STATED TASK: All lines featuring the string "производители" are to be listed.

━━━ DATASET RECORDS ━━━

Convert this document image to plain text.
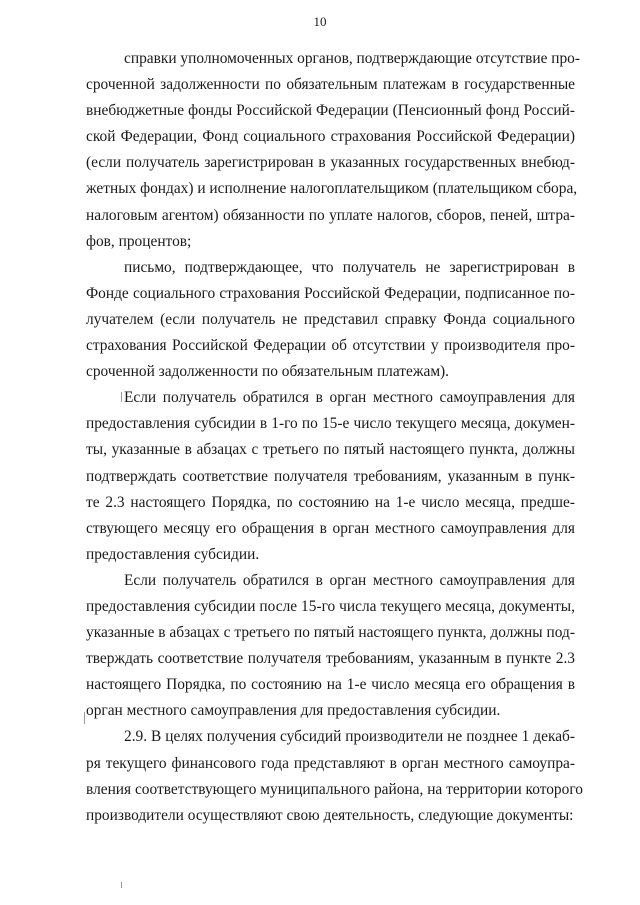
10
справки уполномоченных органов, подтверждающие отсутствие про-
сроченной задолженности по обязательным платежам в государственные
внебюджетные фонды Российской Федерации (Пенсионный фонд Россий-
ской Федерации, Фонд социального страхования Российской Федерации)
(если получатель зарегистрирован в указанных государственных внебюд-
жетных фондах) и исполнение налогоплательщиком (плательщиком сбора,
налоговым агентом) обязанности по уплате налогов, сборов, пеней, штра-
фов, процентов;
письмо, подтверждающее, что получатель не зарегистрирован в
Фонде социального страхования Российской Федерации, подписанное по-
лучателем (если получатель не представил справку Фонда социального
страхования Российской Федерации об отсутствии у производителя про-
сроченной задолженности по обязательным платежам).
Если получатель обратился в орган местного самоуправления для
предоставления субсидии в 1-го по 15-е число текущего месяца, докумен-
ты, указанные в абзацах с третьего по пятый настоящего пункта, должны
подтверждать соответствие получателя требованиям, указанным в пунк-
те 2.3 настоящего Порядка, по состоянию на 1-е число месяца, предше-
ствующего месяцу его обращения в орган местного самоуправления для
предоставления субсидии.
Если получатель обратился в орган местного самоуправления для
предоставления субсидии после 15-го числа текущего месяца, документы,
указанные в абзацах с третьего по пятый настоящего пункта, должны под-
тверждать соответствие получателя требованиям, указанным в пункте 2.3
настоящего Порядка, по состоянию на 1-е число месяца его обращения в
орган местного самоуправления для предоставления субсидии.
2.9. В целях получения субсидий производители не позднее 1 декаб-
ря текущего финансового года представляют в орган местного самоупра-
вления соответствующего муниципального района, на территории которого
производители осуществляют свою деятельность, следующие документы:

━━━

WRITTEN ANSWER:
2.9. В целях получения субсидий производители не позднее 1 декаб-
производители осуществляют свою деятельность, следующие документы:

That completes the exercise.